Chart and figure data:
** Start **

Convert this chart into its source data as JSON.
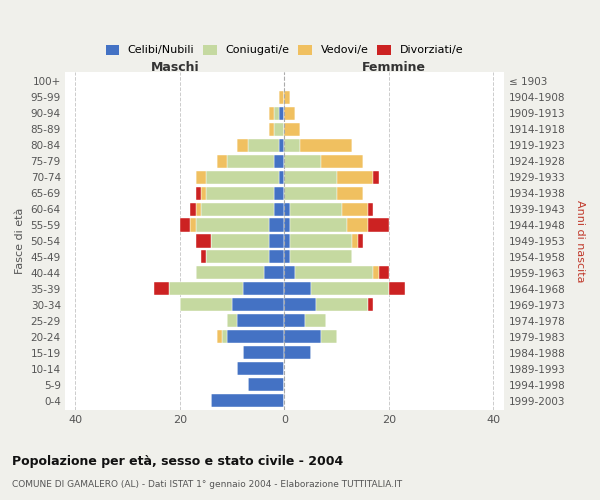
{
  "age_groups": [
    "0-4",
    "5-9",
    "10-14",
    "15-19",
    "20-24",
    "25-29",
    "30-34",
    "35-39",
    "40-44",
    "45-49",
    "50-54",
    "55-59",
    "60-64",
    "65-69",
    "70-74",
    "75-79",
    "80-84",
    "85-89",
    "90-94",
    "95-99",
    "100+"
  ],
  "birth_years": [
    "1999-2003",
    "1994-1998",
    "1989-1993",
    "1984-1988",
    "1979-1983",
    "1974-1978",
    "1969-1973",
    "1964-1968",
    "1959-1963",
    "1954-1958",
    "1949-1953",
    "1944-1948",
    "1939-1943",
    "1934-1938",
    "1929-1933",
    "1924-1928",
    "1919-1923",
    "1914-1918",
    "1909-1913",
    "1904-1908",
    "≤ 1903"
  ],
  "maschi": {
    "celibi": [
      14,
      7,
      9,
      8,
      11,
      9,
      10,
      8,
      4,
      3,
      3,
      3,
      2,
      2,
      1,
      2,
      1,
      0,
      1,
      0,
      0
    ],
    "coniugati": [
      0,
      0,
      0,
      0,
      1,
      2,
      10,
      14,
      13,
      12,
      11,
      14,
      14,
      13,
      14,
      9,
      6,
      2,
      1,
      0,
      0
    ],
    "vedovi": [
      0,
      0,
      0,
      0,
      1,
      0,
      0,
      0,
      0,
      0,
      0,
      1,
      1,
      1,
      2,
      2,
      2,
      1,
      1,
      1,
      0
    ],
    "divorziati": [
      0,
      0,
      0,
      0,
      0,
      0,
      0,
      3,
      0,
      1,
      3,
      2,
      1,
      1,
      0,
      0,
      0,
      0,
      0,
      0,
      0
    ]
  },
  "femmine": {
    "nubili": [
      0,
      0,
      0,
      5,
      7,
      4,
      6,
      5,
      2,
      1,
      1,
      1,
      1,
      0,
      0,
      0,
      0,
      0,
      0,
      0,
      0
    ],
    "coniugate": [
      0,
      0,
      0,
      0,
      3,
      4,
      10,
      15,
      15,
      12,
      12,
      11,
      10,
      10,
      10,
      7,
      3,
      0,
      0,
      0,
      0
    ],
    "vedove": [
      0,
      0,
      0,
      0,
      0,
      0,
      0,
      0,
      1,
      0,
      1,
      4,
      5,
      5,
      7,
      8,
      10,
      3,
      2,
      1,
      0
    ],
    "divorziate": [
      0,
      0,
      0,
      0,
      0,
      0,
      1,
      3,
      2,
      0,
      1,
      4,
      1,
      0,
      1,
      0,
      0,
      0,
      0,
      0,
      0
    ]
  },
  "colors": {
    "celibi": "#4472C4",
    "coniugati": "#c5d9a0",
    "vedovi": "#f0c060",
    "divorziati": "#cc2222"
  },
  "xlim": [
    -42,
    42
  ],
  "xticks": [
    -40,
    -20,
    0,
    20,
    40
  ],
  "xticklabels": [
    "40",
    "20",
    "0",
    "20",
    "40"
  ],
  "title": "Popolazione per età, sesso e stato civile - 2004",
  "subtitle": "COMUNE DI GAMALERO (AL) - Dati ISTAT 1° gennaio 2004 - Elaborazione TUTTITALIA.IT",
  "ylabel_left": "Fasce di età",
  "ylabel_right": "Anni di nascita",
  "label_maschi": "Maschi",
  "label_femmine": "Femmine",
  "legend_labels": [
    "Celibi/Nubili",
    "Coniugati/e",
    "Vedovi/e",
    "Divorziati/e"
  ],
  "bg_color": "#f0f0eb",
  "plot_bg_color": "#ffffff"
}
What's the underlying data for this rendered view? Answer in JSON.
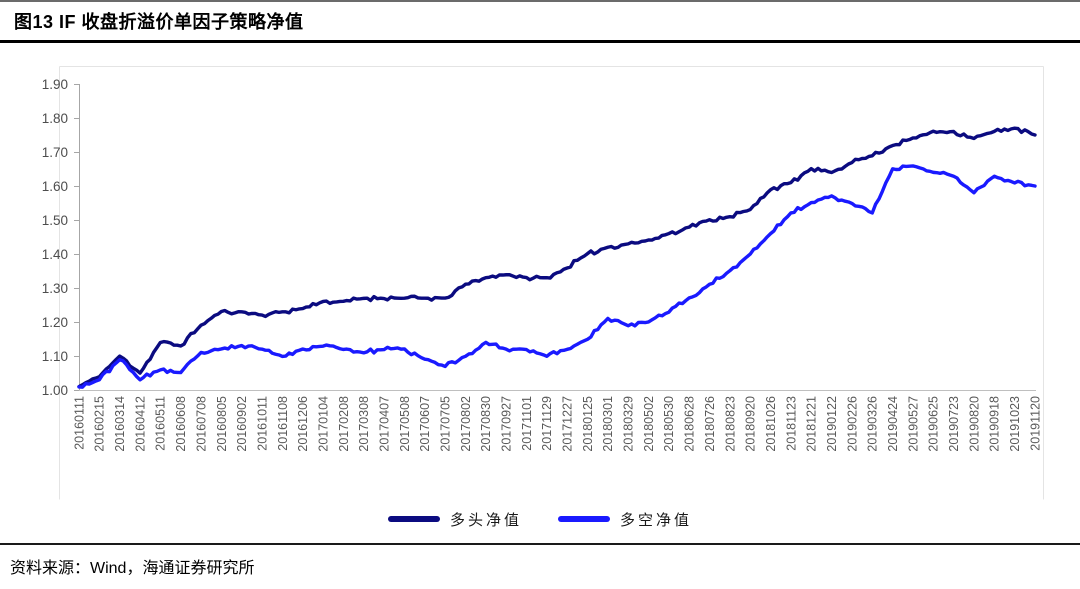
{
  "header": {
    "title": "图13 IF 收盘折溢价单因子策略净值"
  },
  "footer": {
    "source": "资料来源：Wind，海通证券研究所"
  },
  "chart_data": {
    "type": "line",
    "title": "图13 IF 收盘折溢价单因子策略净值",
    "xlabel": "",
    "ylabel": "",
    "ylim": [
      1.0,
      1.9
    ],
    "y_ticks": [
      1.0,
      1.1,
      1.2,
      1.3,
      1.4,
      1.5,
      1.6,
      1.7,
      1.8,
      1.9
    ],
    "grid": false,
    "legend_position": "bottom",
    "axis_color": "#a6a6a6",
    "tick_label_color": "#595959",
    "frame_color": "#e4e4e4",
    "noise_amplitude": 0.007,
    "noise_subdivisions": 6,
    "x_labels": [
      "20160111",
      "20160215",
      "20160314",
      "20160412",
      "20160511",
      "20160608",
      "20160708",
      "20160805",
      "20160902",
      "20161011",
      "20161108",
      "20161206",
      "20170104",
      "20170208",
      "20170308",
      "20170407",
      "20170508",
      "20170607",
      "20170705",
      "20170802",
      "20170830",
      "20170927",
      "20171101",
      "20171129",
      "20171227",
      "20180125",
      "20180301",
      "20180329",
      "20180502",
      "20180530",
      "20180628",
      "20180726",
      "20180823",
      "20180920",
      "20181026",
      "20181123",
      "20181221",
      "20190122",
      "20190226",
      "20190326",
      "20190424",
      "20190527",
      "20190625",
      "20190723",
      "20190820",
      "20190918",
      "20191023",
      "20191120"
    ],
    "series": [
      {
        "name": "多头净值",
        "color": "#0b0b80",
        "noise_seed": 11,
        "values": [
          1.01,
          1.04,
          1.1,
          1.05,
          1.14,
          1.13,
          1.19,
          1.23,
          1.23,
          1.22,
          1.23,
          1.24,
          1.26,
          1.26,
          1.27,
          1.27,
          1.27,
          1.27,
          1.27,
          1.31,
          1.33,
          1.34,
          1.33,
          1.33,
          1.36,
          1.4,
          1.42,
          1.43,
          1.44,
          1.46,
          1.48,
          1.5,
          1.51,
          1.53,
          1.59,
          1.61,
          1.65,
          1.64,
          1.67,
          1.69,
          1.72,
          1.74,
          1.76,
          1.76,
          1.74,
          1.76,
          1.77,
          1.75
        ]
      },
      {
        "name": "多空净值",
        "color": "#1a1aff",
        "noise_seed": 23,
        "values": [
          1.01,
          1.03,
          1.09,
          1.03,
          1.06,
          1.05,
          1.11,
          1.12,
          1.13,
          1.12,
          1.1,
          1.12,
          1.13,
          1.12,
          1.11,
          1.12,
          1.12,
          1.09,
          1.07,
          1.1,
          1.14,
          1.12,
          1.12,
          1.1,
          1.12,
          1.15,
          1.21,
          1.19,
          1.2,
          1.23,
          1.27,
          1.31,
          1.35,
          1.4,
          1.46,
          1.52,
          1.55,
          1.57,
          1.55,
          1.52,
          1.65,
          1.66,
          1.64,
          1.63,
          1.58,
          1.63,
          1.61,
          1.6
        ]
      }
    ]
  }
}
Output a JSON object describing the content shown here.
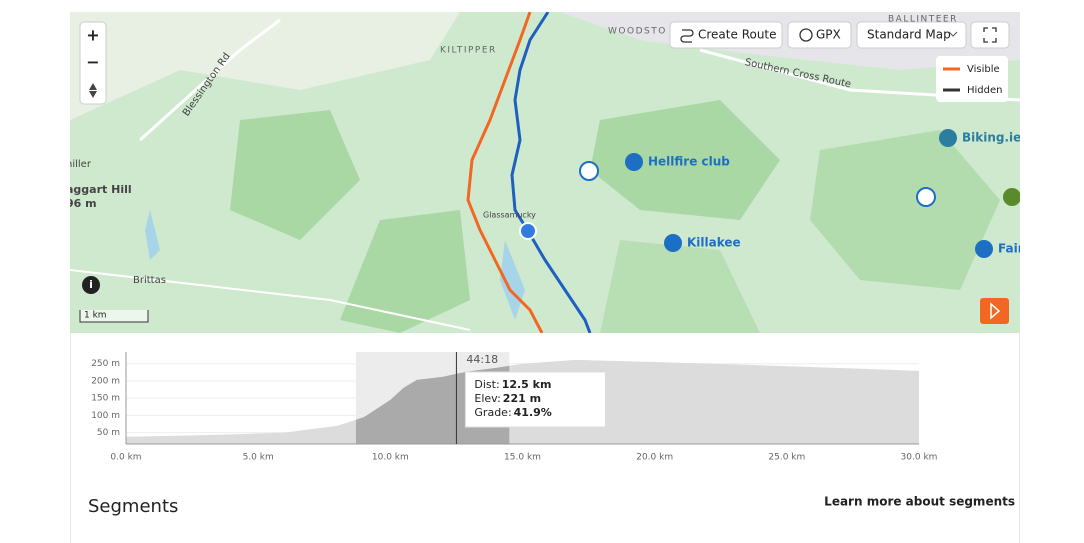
{
  "toolbar": {
    "create_route": "Create Route",
    "gpx": "GPX",
    "map_style": "Standard Map"
  },
  "zoom": {
    "in": "+",
    "out": "−"
  },
  "legend": {
    "visible": "Visible",
    "hidden": "Hidden"
  },
  "scale": "1 km",
  "places": [
    "KILTIPPER",
    "WOODSTO",
    "BALLINTEER",
    "Southern Cross Route",
    "Blessington Rd",
    "niller",
    "aggart Hill",
    "96 m",
    "Glassamucky",
    "Hellfire club",
    "Killakee",
    "Biking.ie",
    "Fair",
    "Brittas"
  ],
  "elevation": {
    "x": [
      0,
      2,
      4,
      6,
      8,
      9,
      10,
      10.5,
      11,
      12,
      12.5,
      13,
      14,
      15,
      17,
      20,
      23,
      26,
      28,
      30
    ],
    "values": [
      38,
      41,
      45,
      50,
      70,
      95,
      145,
      180,
      203,
      212,
      221,
      228,
      238,
      250,
      261,
      255,
      248,
      240,
      235,
      229
    ],
    "xlim": [
      0,
      30
    ],
    "ylim": [
      17,
      284
    ],
    "yticks": [
      {
        "value": 50,
        "label": "50 m"
      },
      {
        "value": 100,
        "label": "100 m"
      },
      {
        "value": 150,
        "label": "150 m"
      },
      {
        "value": 200,
        "label": "200 m"
      },
      {
        "value": 250,
        "label": "250 m"
      }
    ],
    "xticks": [
      {
        "value": 0,
        "label": "0.0 km"
      },
      {
        "value": 5,
        "label": "5.0 km"
      },
      {
        "value": 10,
        "label": "10.0 km"
      },
      {
        "value": 15,
        "label": "15.0 km"
      },
      {
        "value": 20,
        "label": "20.0 km"
      },
      {
        "value": 25,
        "label": "25.0 km"
      },
      {
        "value": 30,
        "label": "30.0 km"
      }
    ],
    "highlight": [
      8.7,
      14.5
    ],
    "cursor": 12.5,
    "cursor_time": "44:18",
    "tooltip": {
      "dist_label": "Dist:",
      "dist": "12.5 km",
      "elev_label": "Elev:",
      "elev": "221 m",
      "grade_label": "Grade:",
      "grade": "41.9%"
    }
  },
  "segments": {
    "title": "Segments",
    "link": "Learn more about segments"
  }
}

** End **

(Task directions):
Every line that holds the string "Route" should be returned.

(Solution for this exercise):
    "create_route": "Create Route",
    "Southern Cross Route",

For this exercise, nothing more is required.